Which lines hold the string "JSON"? Copy every one of them.
## Begin Dataset records
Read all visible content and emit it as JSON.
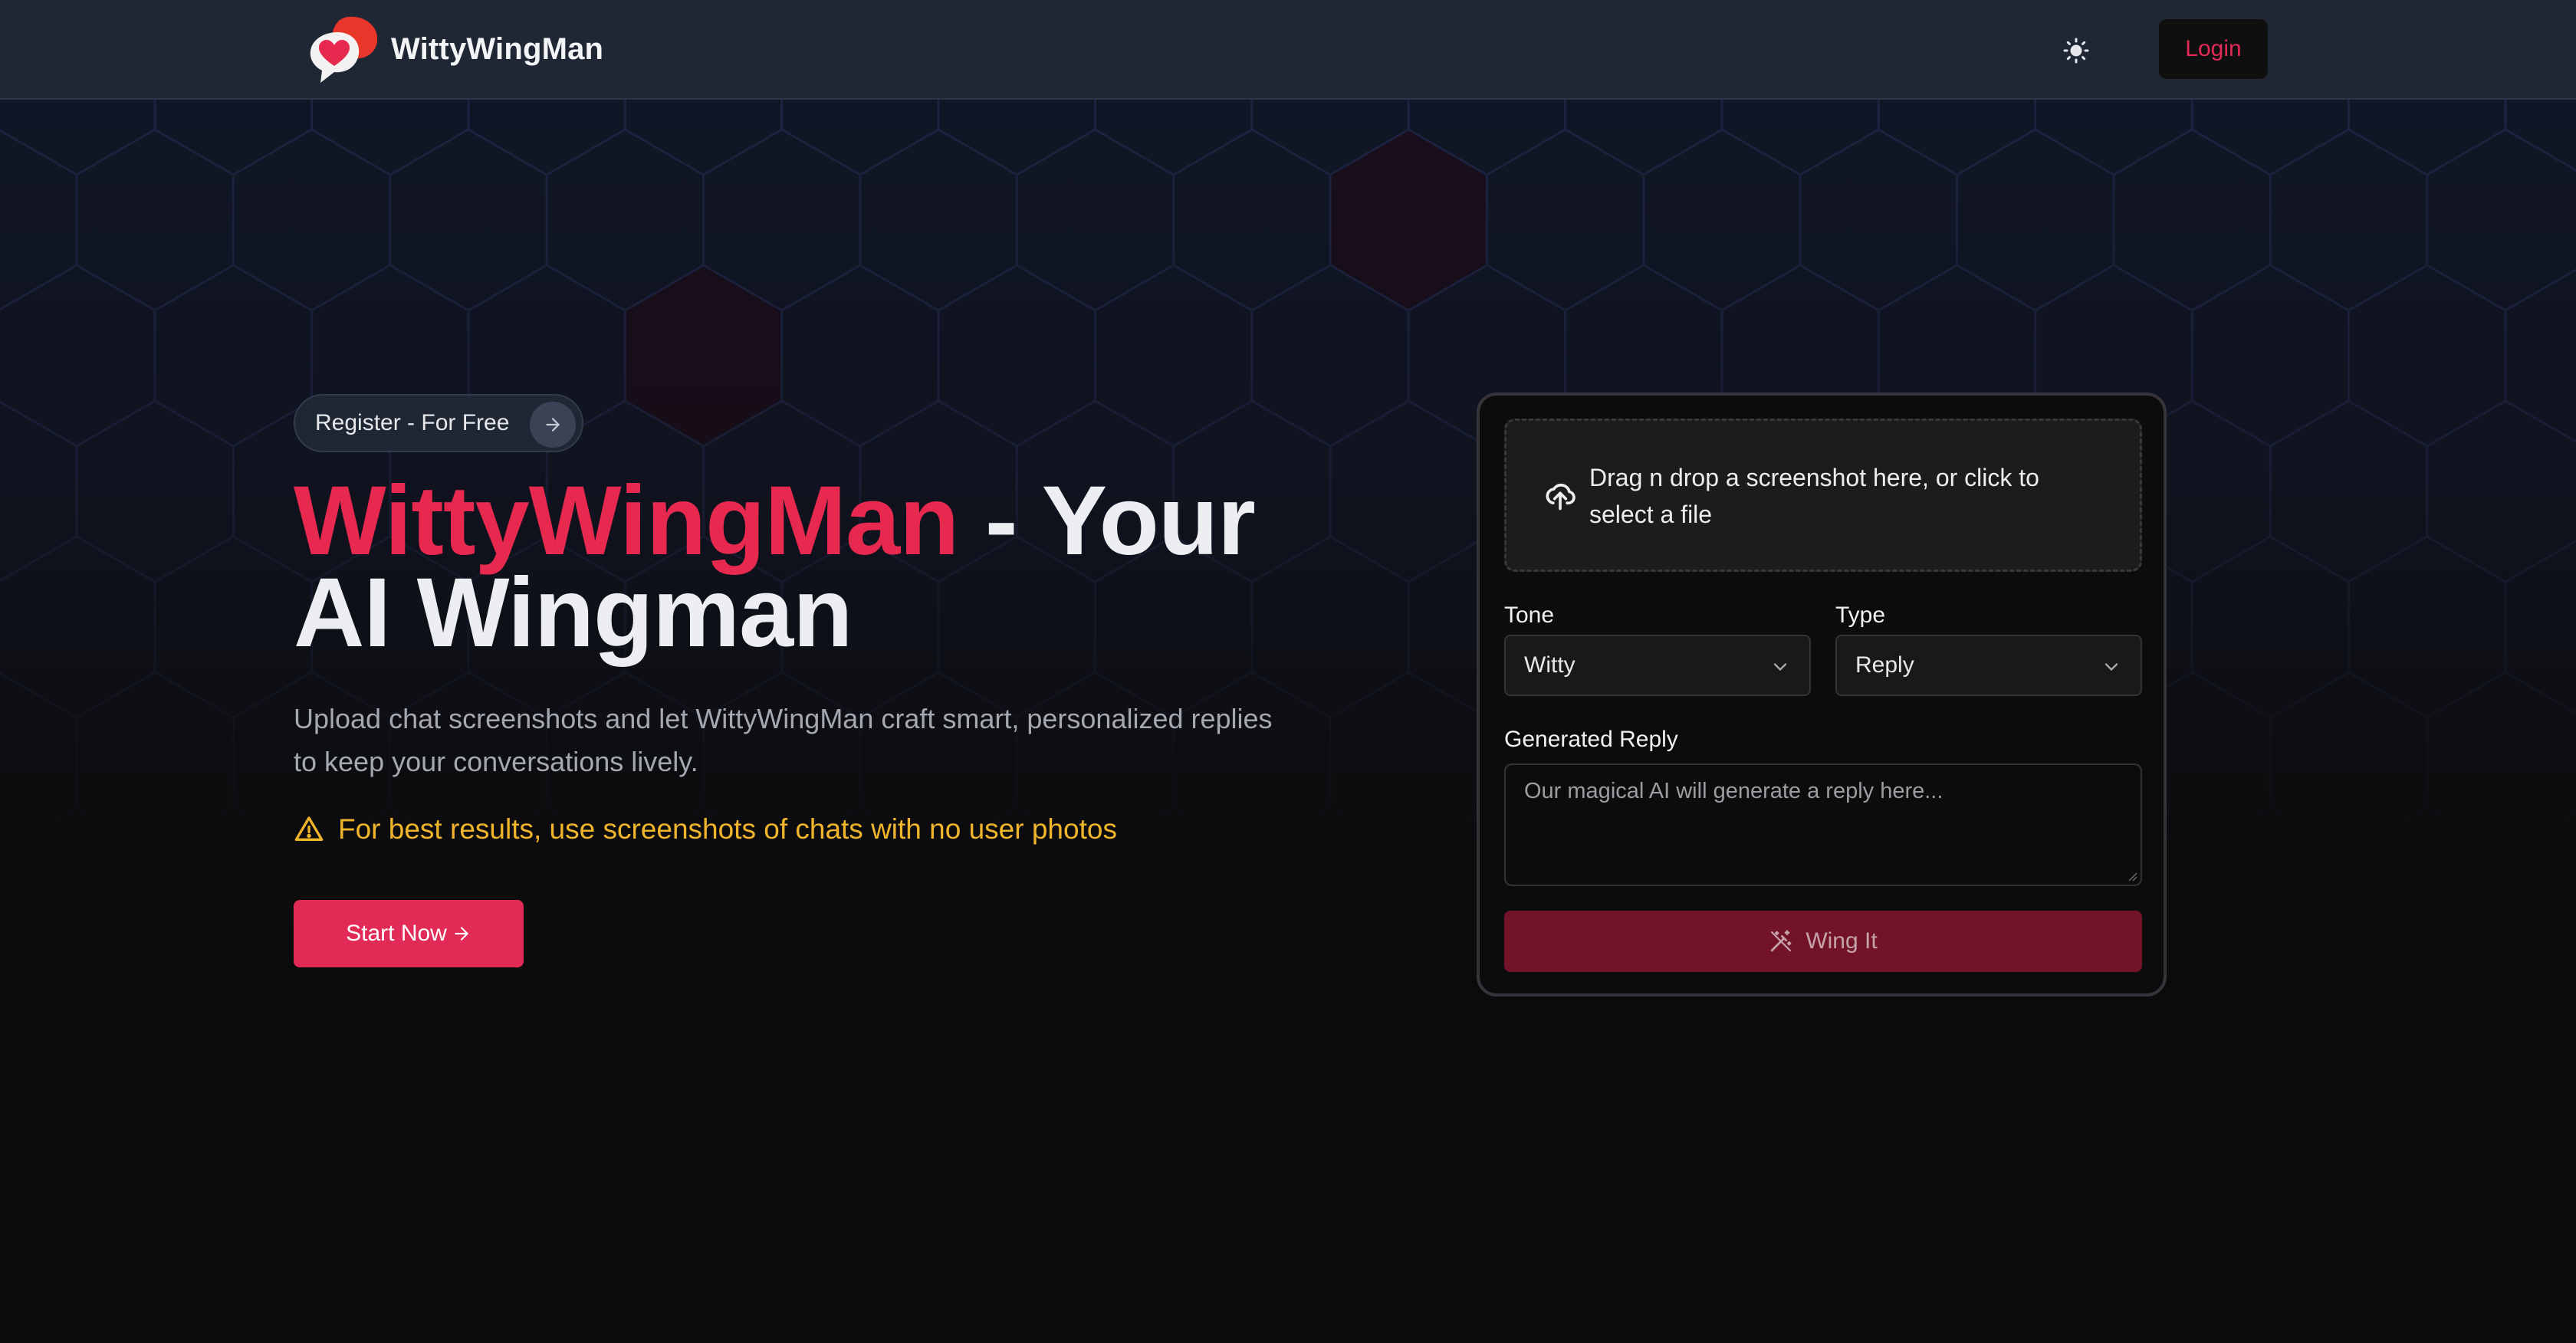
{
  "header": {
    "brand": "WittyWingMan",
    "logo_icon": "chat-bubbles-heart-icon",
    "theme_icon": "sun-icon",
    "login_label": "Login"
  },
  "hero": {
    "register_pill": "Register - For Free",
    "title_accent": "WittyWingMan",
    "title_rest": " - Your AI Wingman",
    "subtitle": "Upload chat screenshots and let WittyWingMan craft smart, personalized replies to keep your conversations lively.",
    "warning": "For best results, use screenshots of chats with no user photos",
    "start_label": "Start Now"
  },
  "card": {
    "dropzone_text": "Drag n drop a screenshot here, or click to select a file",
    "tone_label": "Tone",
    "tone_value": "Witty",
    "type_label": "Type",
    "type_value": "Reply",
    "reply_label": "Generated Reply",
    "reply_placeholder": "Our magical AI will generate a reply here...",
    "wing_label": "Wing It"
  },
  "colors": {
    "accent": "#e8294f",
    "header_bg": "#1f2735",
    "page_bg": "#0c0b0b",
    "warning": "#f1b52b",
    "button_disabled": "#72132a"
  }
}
## End Dataset records
## Begin Dataset records
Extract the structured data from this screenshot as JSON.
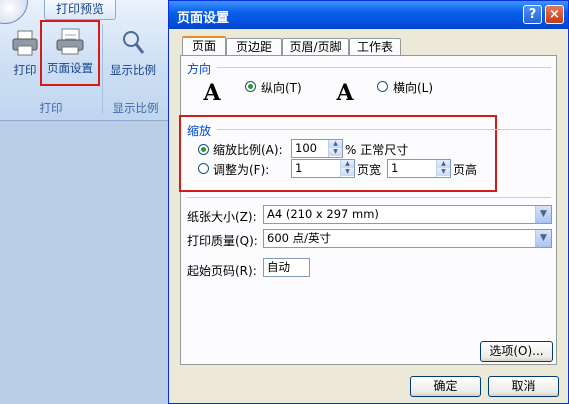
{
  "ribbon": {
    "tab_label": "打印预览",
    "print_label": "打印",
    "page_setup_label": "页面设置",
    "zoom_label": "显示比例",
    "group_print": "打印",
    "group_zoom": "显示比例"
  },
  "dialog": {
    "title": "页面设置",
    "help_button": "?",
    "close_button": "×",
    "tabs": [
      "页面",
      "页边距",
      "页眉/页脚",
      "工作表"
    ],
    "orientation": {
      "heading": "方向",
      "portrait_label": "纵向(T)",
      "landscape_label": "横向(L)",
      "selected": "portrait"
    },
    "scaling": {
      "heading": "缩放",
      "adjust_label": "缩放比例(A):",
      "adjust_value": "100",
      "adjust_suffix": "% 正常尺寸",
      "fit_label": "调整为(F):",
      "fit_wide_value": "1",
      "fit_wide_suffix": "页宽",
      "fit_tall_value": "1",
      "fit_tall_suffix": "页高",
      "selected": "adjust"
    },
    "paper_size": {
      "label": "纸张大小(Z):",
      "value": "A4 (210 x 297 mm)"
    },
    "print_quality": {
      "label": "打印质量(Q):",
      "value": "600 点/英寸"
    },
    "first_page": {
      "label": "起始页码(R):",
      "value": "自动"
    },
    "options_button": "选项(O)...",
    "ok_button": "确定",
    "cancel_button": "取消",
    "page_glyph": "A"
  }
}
## End Dataset records
#### [Written response]
Read all visible content and emit it as JSON.
Extract the structured data from this screenshot as JSON.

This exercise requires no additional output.